Find every line in the records below that holds the word "years" and copy it.

>> Start LISTED RECORDS

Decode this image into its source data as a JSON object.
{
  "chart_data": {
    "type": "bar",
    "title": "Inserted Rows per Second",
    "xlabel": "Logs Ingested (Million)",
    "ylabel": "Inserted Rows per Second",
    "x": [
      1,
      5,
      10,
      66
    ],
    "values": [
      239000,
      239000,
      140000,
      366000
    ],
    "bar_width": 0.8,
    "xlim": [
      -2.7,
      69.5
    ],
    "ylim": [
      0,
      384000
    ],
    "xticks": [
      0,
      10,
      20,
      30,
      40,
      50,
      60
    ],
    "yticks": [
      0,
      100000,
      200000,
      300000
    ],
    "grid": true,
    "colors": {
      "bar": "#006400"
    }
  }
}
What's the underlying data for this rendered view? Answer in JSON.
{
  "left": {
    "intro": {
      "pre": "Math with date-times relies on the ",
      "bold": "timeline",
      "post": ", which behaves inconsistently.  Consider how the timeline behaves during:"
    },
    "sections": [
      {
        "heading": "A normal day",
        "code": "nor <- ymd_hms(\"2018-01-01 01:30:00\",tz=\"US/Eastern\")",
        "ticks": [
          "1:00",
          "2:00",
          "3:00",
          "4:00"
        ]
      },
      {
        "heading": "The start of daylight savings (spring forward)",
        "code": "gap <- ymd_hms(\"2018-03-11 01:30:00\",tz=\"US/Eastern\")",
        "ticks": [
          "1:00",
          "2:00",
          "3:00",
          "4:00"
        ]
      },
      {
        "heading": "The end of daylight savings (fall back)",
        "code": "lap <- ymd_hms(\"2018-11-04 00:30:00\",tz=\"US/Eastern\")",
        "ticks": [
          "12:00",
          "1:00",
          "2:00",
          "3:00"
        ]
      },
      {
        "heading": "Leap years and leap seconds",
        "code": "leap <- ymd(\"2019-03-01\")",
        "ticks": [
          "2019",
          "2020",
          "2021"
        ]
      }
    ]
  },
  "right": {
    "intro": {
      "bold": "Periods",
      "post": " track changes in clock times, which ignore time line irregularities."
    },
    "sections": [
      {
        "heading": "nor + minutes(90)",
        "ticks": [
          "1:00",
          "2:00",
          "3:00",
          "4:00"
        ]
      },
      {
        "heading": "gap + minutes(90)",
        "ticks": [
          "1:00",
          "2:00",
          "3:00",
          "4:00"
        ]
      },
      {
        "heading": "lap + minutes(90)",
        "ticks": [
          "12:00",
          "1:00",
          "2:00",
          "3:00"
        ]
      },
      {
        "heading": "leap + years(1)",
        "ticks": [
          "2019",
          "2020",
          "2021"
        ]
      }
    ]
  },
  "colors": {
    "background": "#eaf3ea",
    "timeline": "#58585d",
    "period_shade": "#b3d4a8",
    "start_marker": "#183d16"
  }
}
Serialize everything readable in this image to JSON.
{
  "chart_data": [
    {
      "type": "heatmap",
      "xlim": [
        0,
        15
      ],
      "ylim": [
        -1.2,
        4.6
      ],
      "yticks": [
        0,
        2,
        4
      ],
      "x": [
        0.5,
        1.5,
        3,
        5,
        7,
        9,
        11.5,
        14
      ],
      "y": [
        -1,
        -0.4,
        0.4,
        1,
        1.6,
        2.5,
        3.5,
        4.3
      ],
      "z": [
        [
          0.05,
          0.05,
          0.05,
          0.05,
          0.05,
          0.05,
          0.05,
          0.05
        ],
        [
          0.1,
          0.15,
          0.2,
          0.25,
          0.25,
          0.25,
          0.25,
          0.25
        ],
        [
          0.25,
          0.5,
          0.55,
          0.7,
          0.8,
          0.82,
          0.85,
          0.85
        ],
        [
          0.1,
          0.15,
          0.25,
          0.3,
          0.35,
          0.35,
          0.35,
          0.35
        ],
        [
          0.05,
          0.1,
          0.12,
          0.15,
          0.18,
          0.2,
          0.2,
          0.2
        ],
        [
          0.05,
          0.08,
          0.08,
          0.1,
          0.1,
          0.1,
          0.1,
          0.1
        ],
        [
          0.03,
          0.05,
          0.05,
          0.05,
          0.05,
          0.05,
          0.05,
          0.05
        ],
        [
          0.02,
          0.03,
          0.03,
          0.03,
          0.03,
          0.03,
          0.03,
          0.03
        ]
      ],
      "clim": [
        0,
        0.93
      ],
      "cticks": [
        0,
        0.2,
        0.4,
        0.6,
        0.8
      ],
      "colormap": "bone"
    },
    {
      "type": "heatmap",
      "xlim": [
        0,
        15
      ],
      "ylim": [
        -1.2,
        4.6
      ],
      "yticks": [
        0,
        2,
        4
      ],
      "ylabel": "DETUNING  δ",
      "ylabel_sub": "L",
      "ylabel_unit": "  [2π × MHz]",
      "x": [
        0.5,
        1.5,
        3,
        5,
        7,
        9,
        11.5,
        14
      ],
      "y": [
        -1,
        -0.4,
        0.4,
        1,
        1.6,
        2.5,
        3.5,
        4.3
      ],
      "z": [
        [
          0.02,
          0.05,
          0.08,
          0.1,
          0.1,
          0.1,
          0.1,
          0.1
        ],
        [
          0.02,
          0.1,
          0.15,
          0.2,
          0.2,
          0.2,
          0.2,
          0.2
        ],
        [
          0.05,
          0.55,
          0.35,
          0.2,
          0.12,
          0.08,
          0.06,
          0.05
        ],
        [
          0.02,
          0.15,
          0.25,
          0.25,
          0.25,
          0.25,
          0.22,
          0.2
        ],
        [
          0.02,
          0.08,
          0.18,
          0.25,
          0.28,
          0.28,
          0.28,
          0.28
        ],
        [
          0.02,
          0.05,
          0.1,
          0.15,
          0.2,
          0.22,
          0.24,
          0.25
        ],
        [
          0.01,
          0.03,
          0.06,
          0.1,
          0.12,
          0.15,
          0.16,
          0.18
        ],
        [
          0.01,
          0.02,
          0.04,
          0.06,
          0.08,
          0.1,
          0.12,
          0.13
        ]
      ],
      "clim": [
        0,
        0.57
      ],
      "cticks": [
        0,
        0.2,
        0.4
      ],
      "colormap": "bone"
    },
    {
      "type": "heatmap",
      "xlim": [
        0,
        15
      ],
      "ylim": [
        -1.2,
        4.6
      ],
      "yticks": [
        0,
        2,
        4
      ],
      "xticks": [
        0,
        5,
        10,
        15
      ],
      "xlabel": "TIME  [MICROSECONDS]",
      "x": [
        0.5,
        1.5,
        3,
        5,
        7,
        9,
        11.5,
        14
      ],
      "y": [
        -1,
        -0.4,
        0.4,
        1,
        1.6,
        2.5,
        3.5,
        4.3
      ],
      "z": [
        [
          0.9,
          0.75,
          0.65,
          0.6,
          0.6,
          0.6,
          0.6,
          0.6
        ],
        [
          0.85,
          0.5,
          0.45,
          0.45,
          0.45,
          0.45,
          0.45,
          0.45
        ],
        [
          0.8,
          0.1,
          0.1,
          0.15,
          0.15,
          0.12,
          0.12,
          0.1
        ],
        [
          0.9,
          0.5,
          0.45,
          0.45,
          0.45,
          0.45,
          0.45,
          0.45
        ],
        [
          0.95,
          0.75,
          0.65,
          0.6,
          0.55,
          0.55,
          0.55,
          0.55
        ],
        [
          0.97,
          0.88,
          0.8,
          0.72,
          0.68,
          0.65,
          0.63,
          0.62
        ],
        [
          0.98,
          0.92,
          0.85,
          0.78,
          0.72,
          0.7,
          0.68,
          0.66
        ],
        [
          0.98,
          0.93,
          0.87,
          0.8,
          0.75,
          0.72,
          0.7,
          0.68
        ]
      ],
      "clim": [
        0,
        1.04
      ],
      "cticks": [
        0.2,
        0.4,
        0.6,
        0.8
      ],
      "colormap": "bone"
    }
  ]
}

>> End LISTED RECORDS

_THE OUTPUT_.
        "heading": "Leap years and leap seconds",
        "heading": "leap + years(1)",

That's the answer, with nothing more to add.